→ EXERCISE
Below is some material; transcribe all of it exactly.

(Dataset items)
——————————

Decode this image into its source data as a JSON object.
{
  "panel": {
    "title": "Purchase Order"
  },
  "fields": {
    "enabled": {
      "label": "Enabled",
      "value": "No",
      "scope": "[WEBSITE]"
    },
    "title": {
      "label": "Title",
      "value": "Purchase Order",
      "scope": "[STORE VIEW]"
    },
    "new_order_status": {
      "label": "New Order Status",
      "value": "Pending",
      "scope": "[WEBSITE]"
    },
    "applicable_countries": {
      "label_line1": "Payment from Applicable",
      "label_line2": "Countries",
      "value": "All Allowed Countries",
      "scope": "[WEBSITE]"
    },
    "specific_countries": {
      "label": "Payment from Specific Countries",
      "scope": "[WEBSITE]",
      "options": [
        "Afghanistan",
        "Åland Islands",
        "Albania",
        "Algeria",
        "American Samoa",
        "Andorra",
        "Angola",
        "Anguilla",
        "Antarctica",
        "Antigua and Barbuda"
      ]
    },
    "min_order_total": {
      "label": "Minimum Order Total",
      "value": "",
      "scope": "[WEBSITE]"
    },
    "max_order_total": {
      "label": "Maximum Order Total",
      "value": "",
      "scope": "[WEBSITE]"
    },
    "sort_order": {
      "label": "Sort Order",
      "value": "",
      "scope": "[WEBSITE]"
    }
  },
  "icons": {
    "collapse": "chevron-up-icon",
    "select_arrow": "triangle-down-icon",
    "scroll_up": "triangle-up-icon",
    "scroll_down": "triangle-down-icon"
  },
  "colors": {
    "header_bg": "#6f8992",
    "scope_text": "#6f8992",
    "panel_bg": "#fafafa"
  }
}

——————————

→ WRITTEN RESPONSE
Decode this image into its source data as a JSON object.
{
  "panel": {
    "title": "Purchase Order"
  },
  "fields": {
    "enabled": {
      "label": "Enabled",
      "value": "No",
      "scope": "[WEBSITE]"
    },
    "title": {
      "label": "Title",
      "value": "Purchase Order",
      "scope": "[STORE VIEW]"
    },
    "new_order_status": {
      "label": "New Order Status",
      "value": "Pending",
      "scope": "[WEBSITE]"
    },
    "applicable_countries": {
      "label_line1": "Payment from Applicable",
      "label_line2": "Countries",
      "value": "All Allowed Countries",
      "scope": "[WEBSITE]"
    },
    "specific_countries": {
      "label": "Payment from Specific Countries",
      "scope": "[WEBSITE]",
      "options": [
        "Afghanistan",
        "Åland Islands",
        "Albania",
        "Algeria",
        "American Samoa",
        "Andorra",
        "Angola",
        "Anguilla",
        "Antarctica",
        "Antigua and Barbuda"
      ]
    },
    "min_order_total": {
      "label": "Minimum Order Total",
      "value": "",
      "scope": "[WEBSITE]"
    },
    "max_order_total": {
      "label": "Maximum Order Total",
      "value": "",
      "scope": "[WEBSITE]"
    },
    "sort_order": {
      "label": "Sort Order",
      "value": "",
      "scope": "[WEBSITE]"
    }
  },
  "icons": {
    "collapse": "chevron-up-icon",
    "select_arrow": "triangle-down-icon",
    "scroll_up": "triangle-up-icon",
    "scroll_down": "triangle-down-icon"
  },
  "colors": {
    "header_bg": "#6f8992",
    "scope_text": "#6f8992",
    "panel_bg": "#fafafa"
  }
}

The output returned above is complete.